▸ Listed entries:
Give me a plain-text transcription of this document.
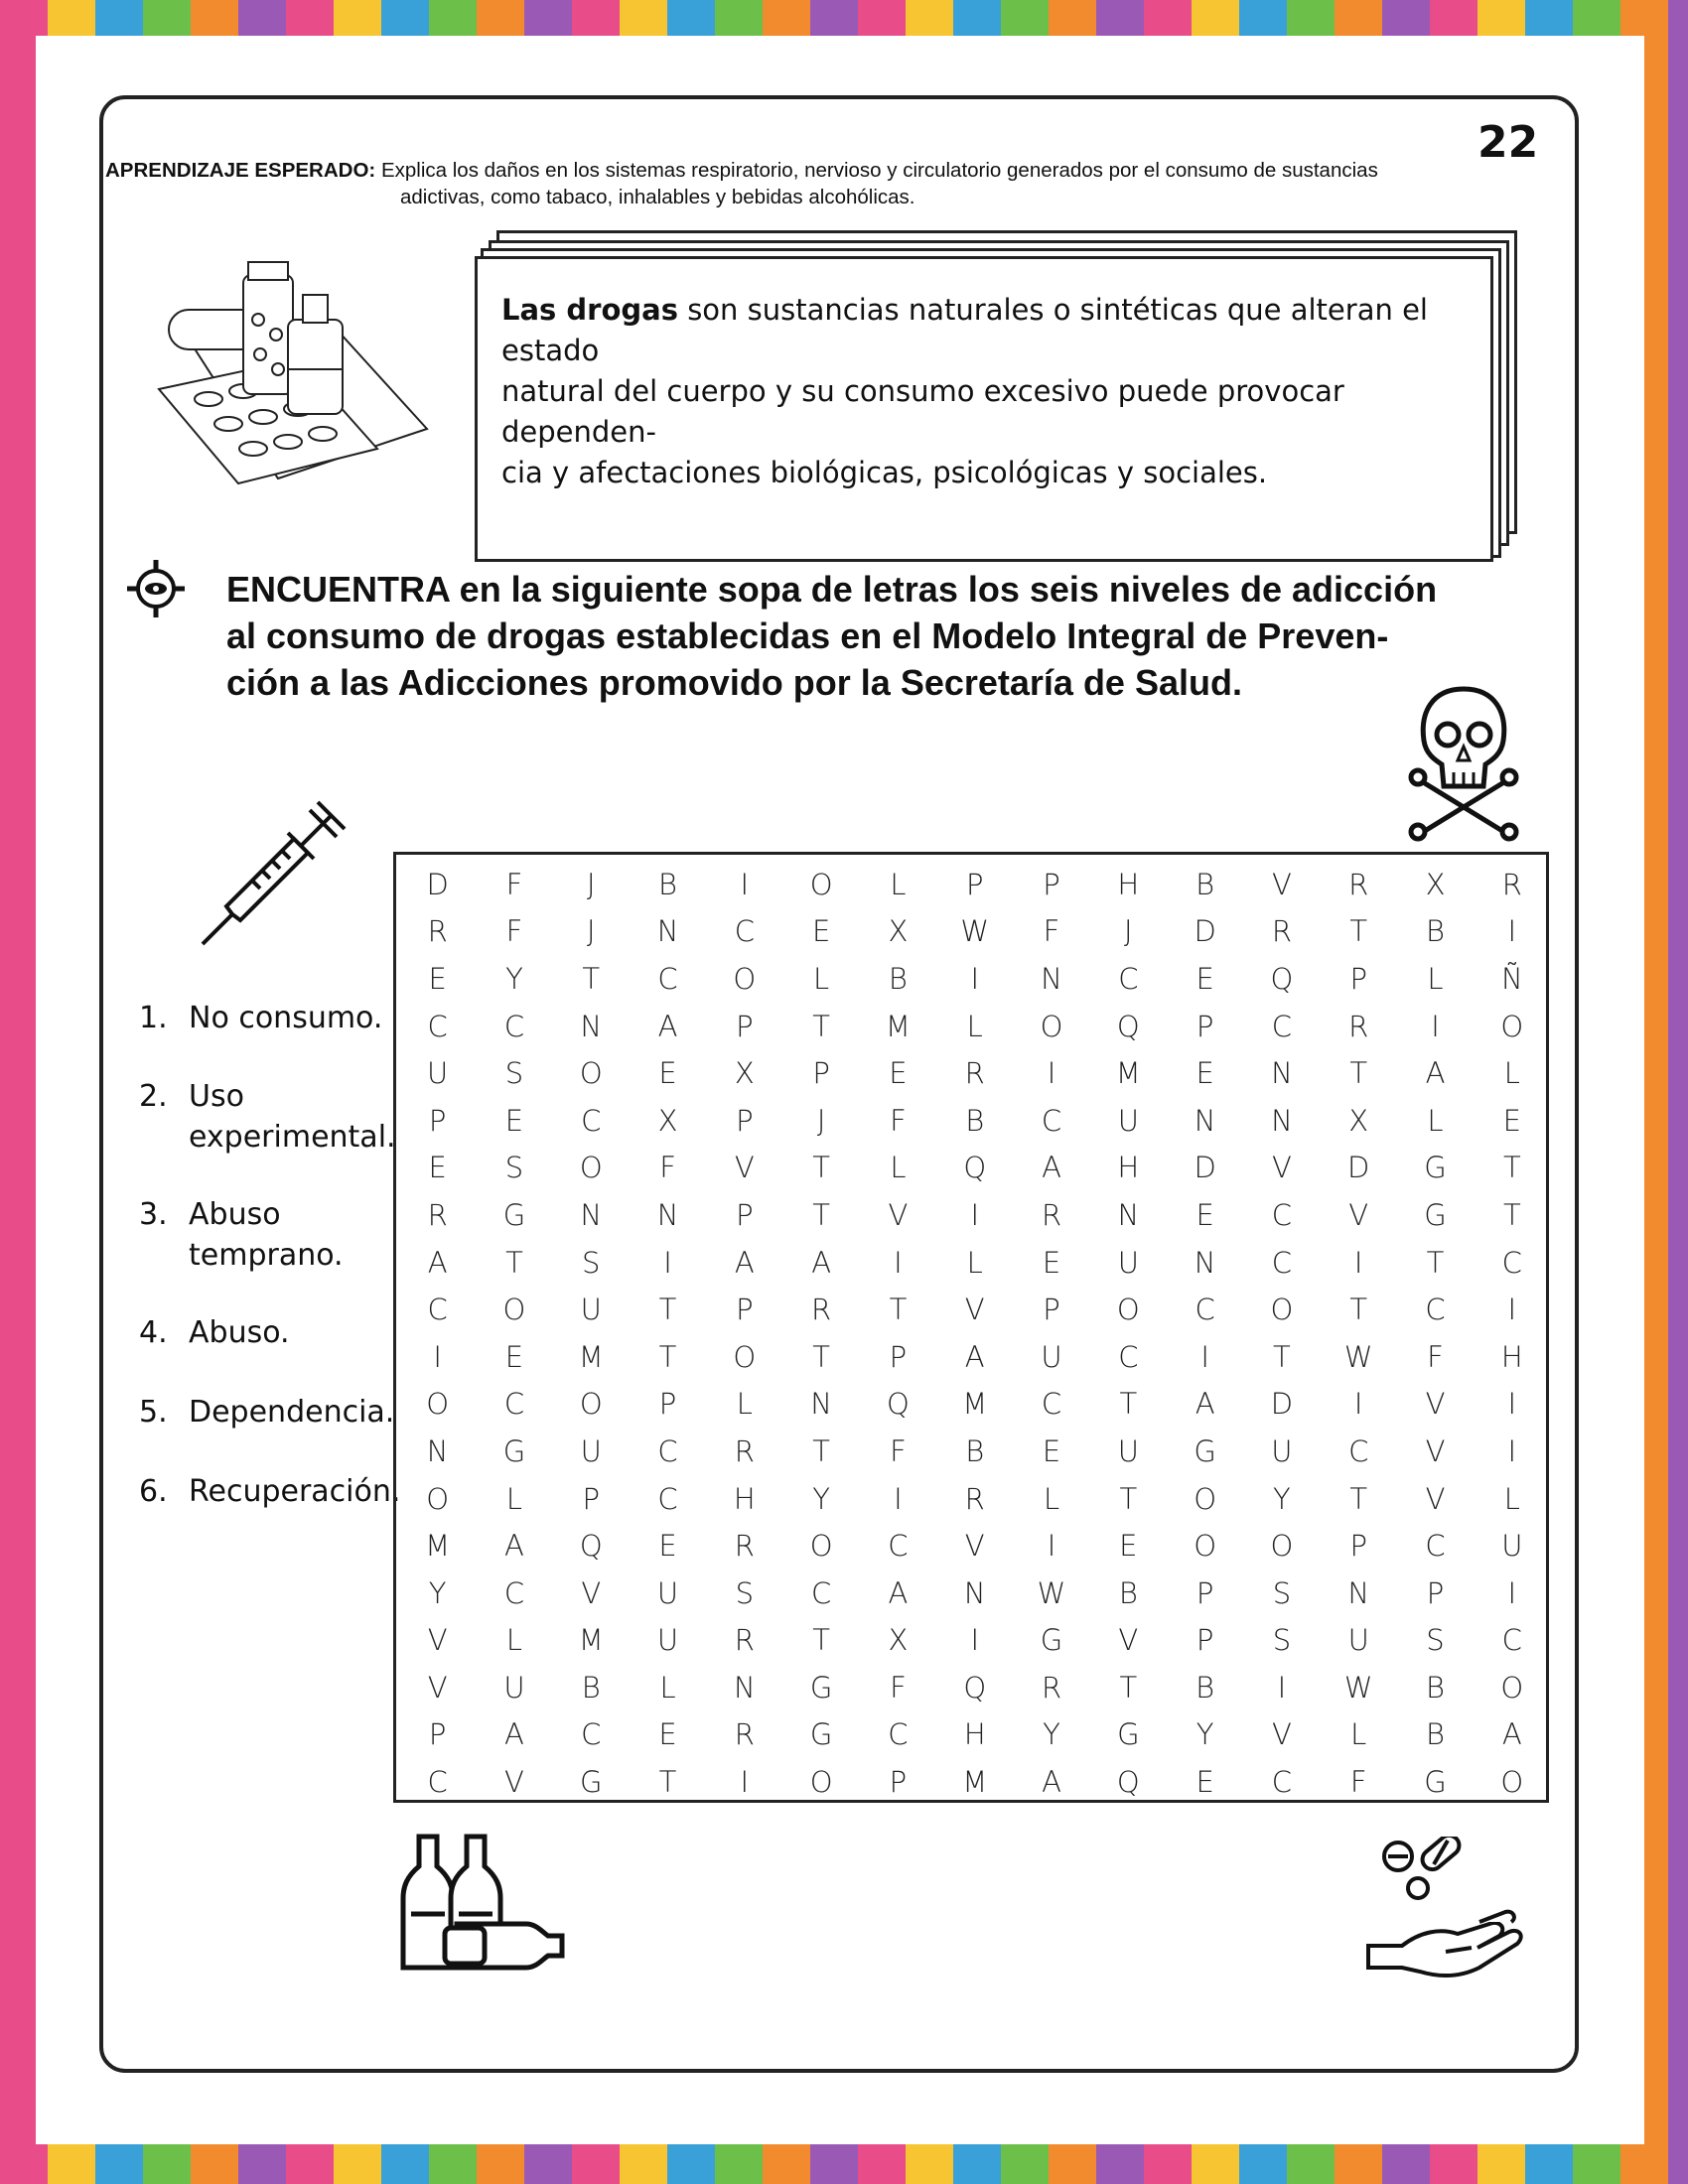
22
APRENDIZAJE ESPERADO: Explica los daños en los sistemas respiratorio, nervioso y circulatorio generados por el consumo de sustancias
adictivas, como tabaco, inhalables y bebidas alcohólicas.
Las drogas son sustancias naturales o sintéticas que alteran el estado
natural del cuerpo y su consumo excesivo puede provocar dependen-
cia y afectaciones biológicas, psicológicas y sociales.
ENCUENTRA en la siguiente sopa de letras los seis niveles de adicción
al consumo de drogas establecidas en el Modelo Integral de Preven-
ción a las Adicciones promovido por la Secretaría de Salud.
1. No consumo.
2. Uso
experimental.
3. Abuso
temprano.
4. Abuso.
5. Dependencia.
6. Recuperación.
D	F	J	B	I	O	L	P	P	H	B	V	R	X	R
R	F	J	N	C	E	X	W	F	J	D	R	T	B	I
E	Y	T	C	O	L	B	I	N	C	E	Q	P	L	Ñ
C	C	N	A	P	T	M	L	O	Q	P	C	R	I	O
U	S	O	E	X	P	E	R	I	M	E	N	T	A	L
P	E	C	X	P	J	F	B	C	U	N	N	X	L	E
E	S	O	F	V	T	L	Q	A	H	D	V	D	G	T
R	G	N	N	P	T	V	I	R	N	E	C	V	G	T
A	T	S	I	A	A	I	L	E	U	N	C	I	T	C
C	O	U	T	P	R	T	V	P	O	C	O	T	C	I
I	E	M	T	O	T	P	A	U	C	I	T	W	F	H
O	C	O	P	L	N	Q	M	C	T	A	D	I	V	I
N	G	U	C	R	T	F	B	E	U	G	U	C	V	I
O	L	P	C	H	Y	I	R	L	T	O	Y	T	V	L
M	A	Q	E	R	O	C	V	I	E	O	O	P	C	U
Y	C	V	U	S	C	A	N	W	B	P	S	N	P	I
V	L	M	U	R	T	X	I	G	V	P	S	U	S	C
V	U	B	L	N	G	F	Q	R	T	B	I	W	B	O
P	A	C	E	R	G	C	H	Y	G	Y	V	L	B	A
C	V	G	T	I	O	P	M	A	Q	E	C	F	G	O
==
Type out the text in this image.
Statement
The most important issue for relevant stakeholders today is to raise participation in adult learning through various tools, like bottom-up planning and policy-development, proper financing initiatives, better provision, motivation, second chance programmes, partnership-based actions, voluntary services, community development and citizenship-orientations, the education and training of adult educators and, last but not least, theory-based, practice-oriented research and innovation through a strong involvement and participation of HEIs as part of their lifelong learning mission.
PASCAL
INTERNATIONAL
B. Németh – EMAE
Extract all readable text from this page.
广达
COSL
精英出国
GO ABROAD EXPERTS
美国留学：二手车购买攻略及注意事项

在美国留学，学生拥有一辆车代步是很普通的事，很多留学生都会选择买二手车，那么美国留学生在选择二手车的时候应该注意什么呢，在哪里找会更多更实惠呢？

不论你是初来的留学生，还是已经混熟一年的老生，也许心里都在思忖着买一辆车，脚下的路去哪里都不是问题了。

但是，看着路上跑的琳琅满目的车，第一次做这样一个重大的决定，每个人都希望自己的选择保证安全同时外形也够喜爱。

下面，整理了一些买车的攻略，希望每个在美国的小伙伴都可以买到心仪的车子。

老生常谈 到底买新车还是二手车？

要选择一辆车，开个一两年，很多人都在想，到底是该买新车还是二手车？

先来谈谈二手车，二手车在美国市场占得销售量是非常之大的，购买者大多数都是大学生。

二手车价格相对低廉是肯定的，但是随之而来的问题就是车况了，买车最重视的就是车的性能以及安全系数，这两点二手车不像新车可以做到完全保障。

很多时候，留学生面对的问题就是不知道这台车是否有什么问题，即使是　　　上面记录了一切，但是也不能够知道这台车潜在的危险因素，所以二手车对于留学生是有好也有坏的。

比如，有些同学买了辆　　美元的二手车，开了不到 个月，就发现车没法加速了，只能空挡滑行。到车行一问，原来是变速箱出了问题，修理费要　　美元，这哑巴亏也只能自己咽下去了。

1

▸ Task instructions: Copy out each line that contains the word "sustancias".

▸ In response:
APRENDIZAJE ESPERADO: Explica los daños en los sistemas respiratorio, nervioso y circulatorio generados por el consumo de sustancias
Las drogas son sustancias naturales o sintéticas que alteran el estado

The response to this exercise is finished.